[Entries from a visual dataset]
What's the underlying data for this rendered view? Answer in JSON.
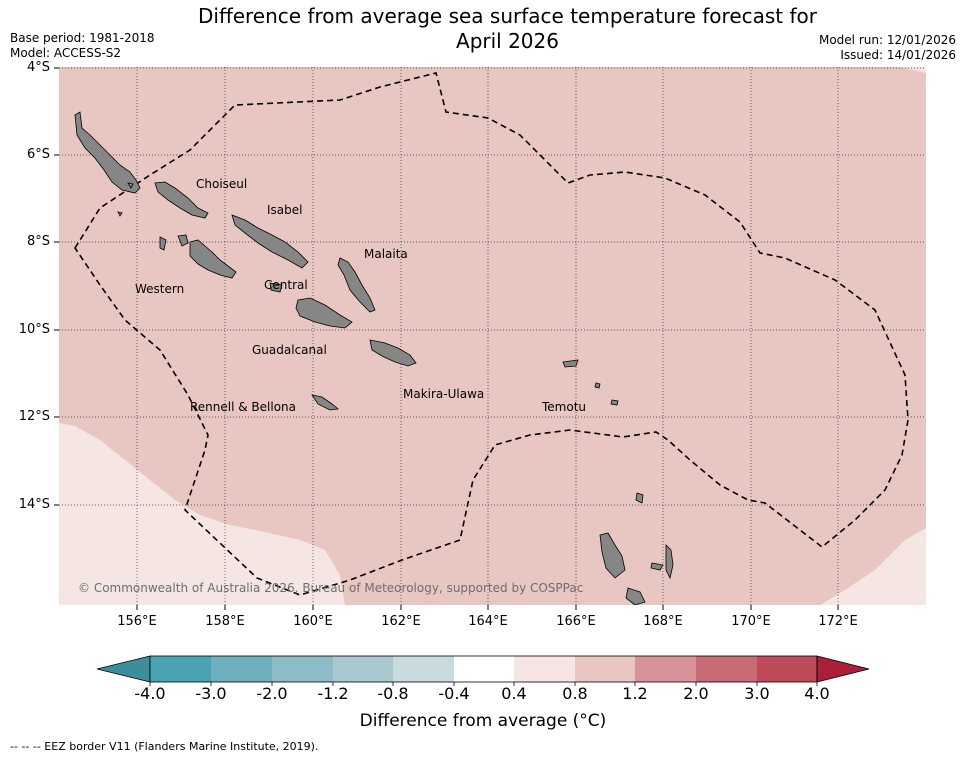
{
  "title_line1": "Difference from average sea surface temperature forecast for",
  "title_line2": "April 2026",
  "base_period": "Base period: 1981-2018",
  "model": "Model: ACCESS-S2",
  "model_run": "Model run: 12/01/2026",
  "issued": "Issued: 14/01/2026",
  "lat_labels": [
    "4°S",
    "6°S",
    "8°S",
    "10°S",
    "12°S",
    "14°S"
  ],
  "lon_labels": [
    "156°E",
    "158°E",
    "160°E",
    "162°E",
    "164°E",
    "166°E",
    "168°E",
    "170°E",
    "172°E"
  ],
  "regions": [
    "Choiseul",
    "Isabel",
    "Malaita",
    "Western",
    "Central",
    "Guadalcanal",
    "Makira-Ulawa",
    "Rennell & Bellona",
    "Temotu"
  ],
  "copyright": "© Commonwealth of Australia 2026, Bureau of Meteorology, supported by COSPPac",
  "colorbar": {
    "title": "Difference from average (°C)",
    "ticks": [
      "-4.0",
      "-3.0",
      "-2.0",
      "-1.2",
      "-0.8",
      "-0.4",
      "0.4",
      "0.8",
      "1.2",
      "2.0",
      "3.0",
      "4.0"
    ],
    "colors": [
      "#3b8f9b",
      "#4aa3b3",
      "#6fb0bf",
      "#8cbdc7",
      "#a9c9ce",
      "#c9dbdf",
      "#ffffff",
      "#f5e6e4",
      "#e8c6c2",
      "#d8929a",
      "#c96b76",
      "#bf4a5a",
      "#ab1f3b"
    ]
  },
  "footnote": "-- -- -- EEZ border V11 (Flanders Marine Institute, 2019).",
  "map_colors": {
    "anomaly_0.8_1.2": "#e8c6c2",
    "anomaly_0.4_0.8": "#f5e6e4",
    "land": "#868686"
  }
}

---

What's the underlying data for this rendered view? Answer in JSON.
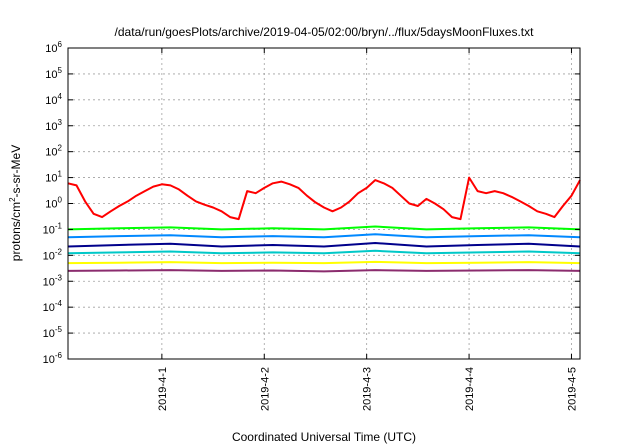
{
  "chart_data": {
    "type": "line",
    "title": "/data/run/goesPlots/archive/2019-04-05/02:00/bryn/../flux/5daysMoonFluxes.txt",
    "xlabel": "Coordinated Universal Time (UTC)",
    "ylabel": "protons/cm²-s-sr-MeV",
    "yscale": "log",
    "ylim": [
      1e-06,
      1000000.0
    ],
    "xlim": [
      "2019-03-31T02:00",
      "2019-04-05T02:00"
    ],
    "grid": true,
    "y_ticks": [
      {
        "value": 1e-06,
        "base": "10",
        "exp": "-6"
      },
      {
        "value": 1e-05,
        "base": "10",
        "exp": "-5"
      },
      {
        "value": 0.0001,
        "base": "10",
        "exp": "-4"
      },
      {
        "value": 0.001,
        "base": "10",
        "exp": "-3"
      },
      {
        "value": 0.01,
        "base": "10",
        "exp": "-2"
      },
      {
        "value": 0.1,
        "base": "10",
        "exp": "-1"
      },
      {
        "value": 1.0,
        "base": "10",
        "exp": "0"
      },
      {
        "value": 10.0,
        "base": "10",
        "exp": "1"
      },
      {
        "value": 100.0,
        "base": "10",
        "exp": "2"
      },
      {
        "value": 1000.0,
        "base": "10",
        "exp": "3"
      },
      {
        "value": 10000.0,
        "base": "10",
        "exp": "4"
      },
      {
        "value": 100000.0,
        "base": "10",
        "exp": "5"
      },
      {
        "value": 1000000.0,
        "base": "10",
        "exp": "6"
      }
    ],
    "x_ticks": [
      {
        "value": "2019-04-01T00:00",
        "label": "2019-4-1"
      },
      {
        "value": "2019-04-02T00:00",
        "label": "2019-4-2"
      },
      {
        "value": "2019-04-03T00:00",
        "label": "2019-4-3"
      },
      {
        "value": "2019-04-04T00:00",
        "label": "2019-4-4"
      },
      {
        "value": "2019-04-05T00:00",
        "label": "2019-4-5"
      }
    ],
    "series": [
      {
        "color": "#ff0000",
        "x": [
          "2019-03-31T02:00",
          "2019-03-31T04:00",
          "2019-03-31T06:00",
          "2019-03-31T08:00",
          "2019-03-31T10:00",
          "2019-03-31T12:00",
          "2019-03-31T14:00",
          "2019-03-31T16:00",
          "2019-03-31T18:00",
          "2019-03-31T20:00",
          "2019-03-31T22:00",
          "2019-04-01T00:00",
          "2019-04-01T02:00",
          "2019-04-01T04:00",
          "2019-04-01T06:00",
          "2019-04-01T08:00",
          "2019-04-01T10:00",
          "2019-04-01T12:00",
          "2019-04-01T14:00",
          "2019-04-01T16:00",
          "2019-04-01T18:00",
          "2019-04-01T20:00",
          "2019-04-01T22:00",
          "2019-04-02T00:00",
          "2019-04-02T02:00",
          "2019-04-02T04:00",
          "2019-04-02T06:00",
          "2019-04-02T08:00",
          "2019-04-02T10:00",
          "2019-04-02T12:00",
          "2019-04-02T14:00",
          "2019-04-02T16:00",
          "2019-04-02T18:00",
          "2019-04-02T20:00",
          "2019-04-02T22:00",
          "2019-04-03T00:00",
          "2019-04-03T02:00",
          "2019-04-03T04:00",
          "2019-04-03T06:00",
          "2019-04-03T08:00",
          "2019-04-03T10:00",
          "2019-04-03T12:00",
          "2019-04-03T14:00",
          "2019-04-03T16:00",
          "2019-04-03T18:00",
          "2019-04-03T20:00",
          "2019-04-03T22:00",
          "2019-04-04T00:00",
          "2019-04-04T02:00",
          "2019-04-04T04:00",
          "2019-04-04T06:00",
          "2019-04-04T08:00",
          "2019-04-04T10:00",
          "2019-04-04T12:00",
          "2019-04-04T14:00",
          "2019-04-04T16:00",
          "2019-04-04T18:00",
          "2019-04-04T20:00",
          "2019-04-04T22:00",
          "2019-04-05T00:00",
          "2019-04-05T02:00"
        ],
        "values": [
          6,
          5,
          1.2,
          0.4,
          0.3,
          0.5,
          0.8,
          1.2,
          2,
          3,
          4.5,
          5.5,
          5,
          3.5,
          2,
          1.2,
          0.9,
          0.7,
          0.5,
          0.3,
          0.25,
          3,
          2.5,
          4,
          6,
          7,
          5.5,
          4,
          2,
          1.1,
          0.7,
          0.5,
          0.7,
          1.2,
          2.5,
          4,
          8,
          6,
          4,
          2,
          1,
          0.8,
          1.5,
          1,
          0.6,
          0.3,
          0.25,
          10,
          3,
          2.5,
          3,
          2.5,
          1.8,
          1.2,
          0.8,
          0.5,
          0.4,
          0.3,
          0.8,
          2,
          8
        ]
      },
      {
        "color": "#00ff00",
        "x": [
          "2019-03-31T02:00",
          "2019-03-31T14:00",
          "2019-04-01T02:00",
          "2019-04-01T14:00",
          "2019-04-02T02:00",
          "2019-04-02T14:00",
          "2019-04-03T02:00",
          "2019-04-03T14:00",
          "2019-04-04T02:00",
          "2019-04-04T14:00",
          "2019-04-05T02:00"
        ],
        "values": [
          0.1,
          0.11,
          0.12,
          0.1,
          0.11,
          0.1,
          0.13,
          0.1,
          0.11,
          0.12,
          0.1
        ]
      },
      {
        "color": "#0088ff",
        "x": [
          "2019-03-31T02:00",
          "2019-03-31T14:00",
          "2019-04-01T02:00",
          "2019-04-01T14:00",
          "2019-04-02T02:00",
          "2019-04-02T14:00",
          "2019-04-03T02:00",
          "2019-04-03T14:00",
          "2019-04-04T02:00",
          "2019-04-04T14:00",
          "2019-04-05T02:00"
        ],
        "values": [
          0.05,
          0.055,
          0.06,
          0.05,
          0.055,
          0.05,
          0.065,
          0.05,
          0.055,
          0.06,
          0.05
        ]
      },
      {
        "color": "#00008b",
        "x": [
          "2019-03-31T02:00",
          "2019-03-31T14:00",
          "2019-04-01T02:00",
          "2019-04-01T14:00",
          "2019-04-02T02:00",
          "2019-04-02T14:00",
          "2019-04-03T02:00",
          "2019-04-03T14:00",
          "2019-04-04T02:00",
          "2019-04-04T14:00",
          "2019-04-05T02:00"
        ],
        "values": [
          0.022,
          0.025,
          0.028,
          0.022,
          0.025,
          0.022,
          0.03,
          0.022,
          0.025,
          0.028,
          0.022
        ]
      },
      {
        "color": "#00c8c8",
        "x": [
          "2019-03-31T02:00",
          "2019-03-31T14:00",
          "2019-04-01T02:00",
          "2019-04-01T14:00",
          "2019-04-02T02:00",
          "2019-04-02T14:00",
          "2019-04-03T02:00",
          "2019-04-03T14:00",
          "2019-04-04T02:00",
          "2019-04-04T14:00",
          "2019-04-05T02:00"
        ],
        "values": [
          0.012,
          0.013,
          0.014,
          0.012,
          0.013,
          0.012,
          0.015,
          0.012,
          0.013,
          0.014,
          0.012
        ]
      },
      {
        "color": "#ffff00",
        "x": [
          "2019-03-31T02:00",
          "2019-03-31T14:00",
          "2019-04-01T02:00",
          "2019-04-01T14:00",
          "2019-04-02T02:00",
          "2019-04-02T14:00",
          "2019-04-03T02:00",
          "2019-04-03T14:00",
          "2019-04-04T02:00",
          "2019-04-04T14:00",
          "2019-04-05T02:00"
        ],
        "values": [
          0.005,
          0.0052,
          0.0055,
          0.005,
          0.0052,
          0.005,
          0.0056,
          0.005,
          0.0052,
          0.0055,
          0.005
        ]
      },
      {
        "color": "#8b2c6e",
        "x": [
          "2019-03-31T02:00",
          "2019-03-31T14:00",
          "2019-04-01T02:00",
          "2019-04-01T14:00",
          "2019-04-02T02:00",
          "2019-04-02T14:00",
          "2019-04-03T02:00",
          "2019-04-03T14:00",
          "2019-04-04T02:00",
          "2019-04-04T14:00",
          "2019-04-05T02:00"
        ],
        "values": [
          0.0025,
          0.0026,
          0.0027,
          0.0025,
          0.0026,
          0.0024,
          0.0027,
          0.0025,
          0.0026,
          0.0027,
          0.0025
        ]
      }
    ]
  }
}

EXERCISE INSTRUCTIONS » Of the lines in this data, how many contain "Model"? Reply with only the number.

RESULT OF THIS EXERCISE » 2